◆ To be done: Everything in the listing should be restated word for word.

____________

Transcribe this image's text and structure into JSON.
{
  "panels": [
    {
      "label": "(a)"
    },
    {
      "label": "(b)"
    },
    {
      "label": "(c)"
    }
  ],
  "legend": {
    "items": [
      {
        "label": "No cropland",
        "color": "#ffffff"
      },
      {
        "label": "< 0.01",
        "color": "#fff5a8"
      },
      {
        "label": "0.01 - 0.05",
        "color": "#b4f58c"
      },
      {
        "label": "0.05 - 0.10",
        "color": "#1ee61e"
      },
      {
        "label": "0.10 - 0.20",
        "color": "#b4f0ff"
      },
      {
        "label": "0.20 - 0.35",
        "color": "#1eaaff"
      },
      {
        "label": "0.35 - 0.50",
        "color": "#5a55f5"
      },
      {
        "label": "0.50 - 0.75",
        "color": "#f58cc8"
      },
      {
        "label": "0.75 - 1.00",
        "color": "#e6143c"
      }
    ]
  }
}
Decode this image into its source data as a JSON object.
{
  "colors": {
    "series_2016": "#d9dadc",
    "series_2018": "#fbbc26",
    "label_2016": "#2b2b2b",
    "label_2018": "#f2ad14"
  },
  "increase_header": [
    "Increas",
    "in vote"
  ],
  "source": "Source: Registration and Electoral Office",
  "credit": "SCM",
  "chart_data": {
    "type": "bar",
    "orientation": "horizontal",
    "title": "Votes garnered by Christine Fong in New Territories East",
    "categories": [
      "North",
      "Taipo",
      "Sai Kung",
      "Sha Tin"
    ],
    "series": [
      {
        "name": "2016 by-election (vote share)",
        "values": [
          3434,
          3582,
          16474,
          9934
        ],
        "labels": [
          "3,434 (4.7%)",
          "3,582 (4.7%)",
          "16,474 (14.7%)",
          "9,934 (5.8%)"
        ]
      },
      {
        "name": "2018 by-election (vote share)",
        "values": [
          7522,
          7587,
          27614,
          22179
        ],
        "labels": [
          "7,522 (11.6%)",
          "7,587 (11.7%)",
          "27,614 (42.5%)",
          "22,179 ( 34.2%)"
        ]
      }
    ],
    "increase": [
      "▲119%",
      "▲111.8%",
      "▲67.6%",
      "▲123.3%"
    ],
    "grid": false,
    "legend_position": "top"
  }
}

____________

◆ Written reply:
Transcribe this image's text and structure into JSON.
{
  "panels": [
    {
      "label": "(a)"
    },
    {
      "label": "(b)"
    },
    {
      "label": "(c)"
    }
  ],
  "legend": {
    "items": [
      {
        "label": "No cropland",
        "color": "#ffffff"
      },
      {
        "label": "< 0.01",
        "color": "#fff5a8"
      },
      {
        "label": "0.01 - 0.05",
        "color": "#b4f58c"
      },
      {
        "label": "0.05 - 0.10",
        "color": "#1ee61e"
      },
      {
        "label": "0.10 - 0.20",
        "color": "#b4f0ff"
      },
      {
        "label": "0.20 - 0.35",
        "color": "#1eaaff"
      },
      {
        "label": "0.35 - 0.50",
        "color": "#5a55f5"
      },
      {
        "label": "0.50 - 0.75",
        "color": "#f58cc8"
      },
      {
        "label": "0.75 - 1.00",
        "color": "#e6143c"
      }
    ]
  }
}
Decode this image into its source data as a JSON object.
{
  "colors": {
    "series_2016": "#d9dadc",
    "series_2018": "#fbbc26",
    "label_2016": "#2b2b2b",
    "label_2018": "#f2ad14"
  },
  "increase_header": [
    "Increas",
    "in vote"
  ],
  "source": "Source: Registration and Electoral Office",
  "credit": "SCM",
  "chart_data": {
    "type": "bar",
    "orientation": "horizontal",
    "title": "Votes garnered by Christine Fong in New Territories East",
    "categories": [
      "North",
      "Taipo",
      "Sai Kung",
      "Sha Tin"
    ],
    "series": [
      {
        "name": "2016 by-election (vote share)",
        "values": [
          3434,
          3582,
          16474,
          9934
        ],
        "labels": [
          "3,434 (4.7%)",
          "3,582 (4.7%)",
          "16,474 (14.7%)",
          "9,934 (5.8%)"
        ]
      },
      {
        "name": "2018 by-election (vote share)",
        "values": [
          7522,
          7587,
          27614,
          22179
        ],
        "labels": [
          "7,522 (11.6%)",
          "7,587 (11.7%)",
          "27,614 (42.5%)",
          "22,179 ( 34.2%)"
        ]
      }
    ],
    "increase": [
      "▲119%",
      "▲111.8%",
      "▲67.6%",
      "▲123.3%"
    ],
    "grid": false,
    "legend_position": "top"
  }
}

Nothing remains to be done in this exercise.